Items from a data source:
>>>>

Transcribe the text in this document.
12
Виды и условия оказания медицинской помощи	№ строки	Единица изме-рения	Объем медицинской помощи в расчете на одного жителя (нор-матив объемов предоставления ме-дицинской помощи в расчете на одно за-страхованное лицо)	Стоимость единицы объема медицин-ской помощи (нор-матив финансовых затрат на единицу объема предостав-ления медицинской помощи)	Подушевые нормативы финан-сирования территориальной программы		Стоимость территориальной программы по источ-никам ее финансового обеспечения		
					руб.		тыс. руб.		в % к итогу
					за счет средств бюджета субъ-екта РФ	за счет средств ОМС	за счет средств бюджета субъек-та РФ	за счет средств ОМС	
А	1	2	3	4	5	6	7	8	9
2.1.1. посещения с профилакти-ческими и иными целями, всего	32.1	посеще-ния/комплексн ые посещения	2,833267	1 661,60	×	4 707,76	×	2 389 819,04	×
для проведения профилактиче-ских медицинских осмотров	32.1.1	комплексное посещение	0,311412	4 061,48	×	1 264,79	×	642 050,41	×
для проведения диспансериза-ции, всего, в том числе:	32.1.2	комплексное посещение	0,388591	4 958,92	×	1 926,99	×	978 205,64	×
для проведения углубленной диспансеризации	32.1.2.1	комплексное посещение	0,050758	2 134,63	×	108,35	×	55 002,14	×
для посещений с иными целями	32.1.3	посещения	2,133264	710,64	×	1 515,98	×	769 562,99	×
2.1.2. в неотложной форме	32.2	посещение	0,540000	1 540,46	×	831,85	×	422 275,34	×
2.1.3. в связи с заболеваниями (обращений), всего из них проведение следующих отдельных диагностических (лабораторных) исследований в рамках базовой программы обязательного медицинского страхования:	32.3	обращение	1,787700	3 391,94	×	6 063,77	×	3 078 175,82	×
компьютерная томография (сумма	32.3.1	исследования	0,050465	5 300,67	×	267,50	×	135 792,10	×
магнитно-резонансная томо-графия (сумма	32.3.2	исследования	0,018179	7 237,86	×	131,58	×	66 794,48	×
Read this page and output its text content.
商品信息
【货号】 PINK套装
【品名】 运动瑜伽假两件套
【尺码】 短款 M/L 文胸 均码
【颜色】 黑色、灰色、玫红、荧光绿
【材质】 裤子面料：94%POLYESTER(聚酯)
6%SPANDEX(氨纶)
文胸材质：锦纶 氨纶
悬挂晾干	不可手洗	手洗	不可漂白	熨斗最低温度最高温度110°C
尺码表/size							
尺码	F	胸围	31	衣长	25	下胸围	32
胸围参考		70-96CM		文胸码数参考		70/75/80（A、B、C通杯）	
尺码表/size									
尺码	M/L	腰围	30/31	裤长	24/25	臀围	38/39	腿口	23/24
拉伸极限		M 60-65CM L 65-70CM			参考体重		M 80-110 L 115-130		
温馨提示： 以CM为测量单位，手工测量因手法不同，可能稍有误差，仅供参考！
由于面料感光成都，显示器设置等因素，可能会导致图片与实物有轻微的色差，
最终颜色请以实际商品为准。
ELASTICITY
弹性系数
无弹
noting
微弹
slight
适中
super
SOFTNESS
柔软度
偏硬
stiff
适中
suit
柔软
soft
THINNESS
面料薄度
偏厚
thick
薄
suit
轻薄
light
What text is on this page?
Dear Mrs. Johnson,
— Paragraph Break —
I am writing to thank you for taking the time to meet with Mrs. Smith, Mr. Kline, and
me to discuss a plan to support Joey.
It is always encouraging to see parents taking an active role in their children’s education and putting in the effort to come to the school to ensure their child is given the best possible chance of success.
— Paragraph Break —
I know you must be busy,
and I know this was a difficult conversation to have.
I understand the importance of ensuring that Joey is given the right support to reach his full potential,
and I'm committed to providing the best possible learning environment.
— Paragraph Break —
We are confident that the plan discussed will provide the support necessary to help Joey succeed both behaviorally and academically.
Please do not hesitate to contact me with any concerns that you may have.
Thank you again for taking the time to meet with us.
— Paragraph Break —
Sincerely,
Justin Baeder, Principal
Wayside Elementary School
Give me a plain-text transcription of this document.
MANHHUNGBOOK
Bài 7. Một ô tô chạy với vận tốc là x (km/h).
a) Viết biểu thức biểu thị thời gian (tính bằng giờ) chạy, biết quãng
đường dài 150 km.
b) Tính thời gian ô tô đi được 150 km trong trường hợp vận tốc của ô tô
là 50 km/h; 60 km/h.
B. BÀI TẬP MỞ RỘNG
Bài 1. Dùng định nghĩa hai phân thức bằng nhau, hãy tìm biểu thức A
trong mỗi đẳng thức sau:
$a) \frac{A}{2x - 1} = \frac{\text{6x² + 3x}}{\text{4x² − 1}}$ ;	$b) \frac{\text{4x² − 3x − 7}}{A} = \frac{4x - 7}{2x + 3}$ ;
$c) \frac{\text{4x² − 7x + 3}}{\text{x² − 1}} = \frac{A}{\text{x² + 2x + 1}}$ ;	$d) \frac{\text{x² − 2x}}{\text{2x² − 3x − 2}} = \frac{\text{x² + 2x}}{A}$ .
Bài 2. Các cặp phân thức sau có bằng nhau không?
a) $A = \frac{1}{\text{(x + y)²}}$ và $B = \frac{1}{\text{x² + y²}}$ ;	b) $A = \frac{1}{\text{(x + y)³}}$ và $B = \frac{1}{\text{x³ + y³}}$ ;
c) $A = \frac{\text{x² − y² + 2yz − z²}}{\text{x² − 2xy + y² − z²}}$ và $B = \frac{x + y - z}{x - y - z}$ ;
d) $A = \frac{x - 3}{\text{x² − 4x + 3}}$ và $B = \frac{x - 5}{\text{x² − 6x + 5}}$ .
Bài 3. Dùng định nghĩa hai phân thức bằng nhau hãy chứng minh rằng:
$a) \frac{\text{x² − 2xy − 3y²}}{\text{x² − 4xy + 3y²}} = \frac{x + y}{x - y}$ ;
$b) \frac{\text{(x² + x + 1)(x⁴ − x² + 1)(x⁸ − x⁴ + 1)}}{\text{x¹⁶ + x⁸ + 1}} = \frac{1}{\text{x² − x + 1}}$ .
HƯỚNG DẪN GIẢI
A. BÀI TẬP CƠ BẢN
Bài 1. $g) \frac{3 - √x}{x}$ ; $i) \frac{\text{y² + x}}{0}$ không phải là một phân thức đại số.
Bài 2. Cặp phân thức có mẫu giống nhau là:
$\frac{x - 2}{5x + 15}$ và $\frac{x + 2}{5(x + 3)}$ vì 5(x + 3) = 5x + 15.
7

<<<<

#### Task prompt:
Reproduce all of the records exactly.

#### Final result:
Transcribe the text in this document.
12
Виды и условия оказания медицинской помощи	№ строки	Единица изме-рения	Объем медицинской помощи в расчете на одного жителя (нор-матив объемов предоставления ме-дицинской помощи в расчете на одно за-страхованное лицо)	Стоимость единицы объема медицин-ской помощи (нор-матив финансовых затрат на единицу объема предостав-ления медицинской помощи)	Подушевые нормативы финан-сирования территориальной программы		Стоимость территориальной программы по источ-никам ее финансового обеспечения		
					руб.		тыс. руб.		в % к итогу
					за счет средств бюджета субъ-екта РФ	за счет средств ОМС	за счет средств бюджета субъек-та РФ	за счет средств ОМС	
А	1	2	3	4	5	6	7	8	9
2.1.1. посещения с профилакти-ческими и иными целями, всего	32.1	посеще-ния/комплексн ые посещения	2,833267	1 661,60	×	4 707,76	×	2 389 819,04	×
для проведения профилактиче-ских медицинских осмотров	32.1.1	комплексное посещение	0,311412	4 061,48	×	1 264,79	×	642 050,41	×
для проведения диспансериза-ции, всего, в том числе:	32.1.2	комплексное посещение	0,388591	4 958,92	×	1 926,99	×	978 205,64	×
для проведения углубленной диспансеризации	32.1.2.1	комплексное посещение	0,050758	2 134,63	×	108,35	×	55 002,14	×
для посещений с иными целями	32.1.3	посещения	2,133264	710,64	×	1 515,98	×	769 562,99	×
2.1.2. в неотложной форме	32.2	посещение	0,540000	1 540,46	×	831,85	×	422 275,34	×
2.1.3. в связи с заболеваниями (обращений), всего из них проведение следующих отдельных диагностических (лабораторных) исследований в рамках базовой программы обязательного медицинского страхования:	32.3	обращение	1,787700	3 391,94	×	6 063,77	×	3 078 175,82	×
компьютерная томография (сумма	32.3.1	исследования	0,050465	5 300,67	×	267,50	×	135 792,10	×
магнитно-резонансная томо-графия (сумма	32.3.2	исследования	0,018179	7 237,86	×	131,58	×	66 794,48	×
Read this page and output its text content.
商品信息
【货号】 PINK套装
【品名】 运动瑜伽假两件套
【尺码】 短款 M/L 文胸 均码
【颜色】 黑色、灰色、玫红、荧光绿
【材质】 裤子面料：94%POLYESTER(聚酯)
6%SPANDEX(氨纶)
文胸材质：锦纶 氨纶
悬挂晾干	不可手洗	手洗	不可漂白	熨斗最低温度最高温度110°C
尺码表/size							
尺码	F	胸围	31	衣长	25	下胸围	32
胸围参考		70-96CM		文胸码数参考		70/75/80（A、B、C通杯）	
尺码表/size									
尺码	M/L	腰围	30/31	裤长	24/25	臀围	38/39	腿口	23/24
拉伸极限		M 60-65CM L 65-70CM			参考体重		M 80-110 L 115-130		
温馨提示： 以CM为测量单位，手工测量因手法不同，可能稍有误差，仅供参考！
由于面料感光成都，显示器设置等因素，可能会导致图片与实物有轻微的色差，
最终颜色请以实际商品为准。
ELASTICITY
弹性系数
无弹
noting
微弹
slight
适中
super
SOFTNESS
柔软度
偏硬
stiff
适中
suit
柔软
soft
THINNESS
面料薄度
偏厚
thick
薄
suit
轻薄
light
What text is on this page?
Dear Mrs. Johnson,
— Paragraph Break —
I am writing to thank you for taking the time to meet with Mrs. Smith, Mr. Kline, and
me to discuss a plan to support Joey.
It is always encouraging to see parents taking an active role in their children’s education and putting in the effort to come to the school to ensure their child is given the best possible chance of success.
— Paragraph Break —
I know you must be busy,
and I know this was a difficult conversation to have.
I understand the importance of ensuring that Joey is given the right support to reach his full potential,
and I'm committed to providing the best possible learning environment.
— Paragraph Break —
We are confident that the plan discussed will provide the support necessary to help Joey succeed both behaviorally and academically.
Please do not hesitate to contact me with any concerns that you may have.
Thank you again for taking the time to meet with us.
— Paragraph Break —
Sincerely,
Justin Baeder, Principal
Wayside Elementary School
Give me a plain-text transcription of this document.
MANHHUNGBOOK
Bài 7. Một ô tô chạy với vận tốc là x (km/h).
a) Viết biểu thức biểu thị thời gian (tính bằng giờ) chạy, biết quãng
đường dài 150 km.
b) Tính thời gian ô tô đi được 150 km trong trường hợp vận tốc của ô tô
là 50 km/h; 60 km/h.
B. BÀI TẬP MỞ RỘNG
Bài 1. Dùng định nghĩa hai phân thức bằng nhau, hãy tìm biểu thức A
trong mỗi đẳng thức sau:
$a) \frac{A}{2x - 1} = \frac{\text{6x² + 3x}}{\text{4x² − 1}}$ ;	$b) \frac{\text{4x² − 3x − 7}}{A} = \frac{4x - 7}{2x + 3}$ ;
$c) \frac{\text{4x² − 7x + 3}}{\text{x² − 1}} = \frac{A}{\text{x² + 2x + 1}}$ ;	$d) \frac{\text{x² − 2x}}{\text{2x² − 3x − 2}} = \frac{\text{x² + 2x}}{A}$ .
Bài 2. Các cặp phân thức sau có bằng nhau không?
a) $A = \frac{1}{\text{(x + y)²}}$ và $B = \frac{1}{\text{x² + y²}}$ ;	b) $A = \frac{1}{\text{(x + y)³}}$ và $B = \frac{1}{\text{x³ + y³}}$ ;
c) $A = \frac{\text{x² − y² + 2yz − z²}}{\text{x² − 2xy + y² − z²}}$ và $B = \frac{x + y - z}{x - y - z}$ ;
d) $A = \frac{x - 3}{\text{x² − 4x + 3}}$ và $B = \frac{x - 5}{\text{x² − 6x + 5}}$ .
Bài 3. Dùng định nghĩa hai phân thức bằng nhau hãy chứng minh rằng:
$a) \frac{\text{x² − 2xy − 3y²}}{\text{x² − 4xy + 3y²}} = \frac{x + y}{x - y}$ ;
$b) \frac{\text{(x² + x + 1)(x⁴ − x² + 1)(x⁸ − x⁴ + 1)}}{\text{x¹⁶ + x⁸ + 1}} = \frac{1}{\text{x² − x + 1}}$ .
HƯỚNG DẪN GIẢI
A. BÀI TẬP CƠ BẢN
Bài 1. $g) \frac{3 - √x}{x}$ ; $i) \frac{\text{y² + x}}{0}$ không phải là một phân thức đại số.
Bài 2. Cặp phân thức có mẫu giống nhau là:
$\frac{x - 2}{5x + 15}$ và $\frac{x + 2}{5(x + 3)}$ vì 5(x + 3) = 5x + 15.
7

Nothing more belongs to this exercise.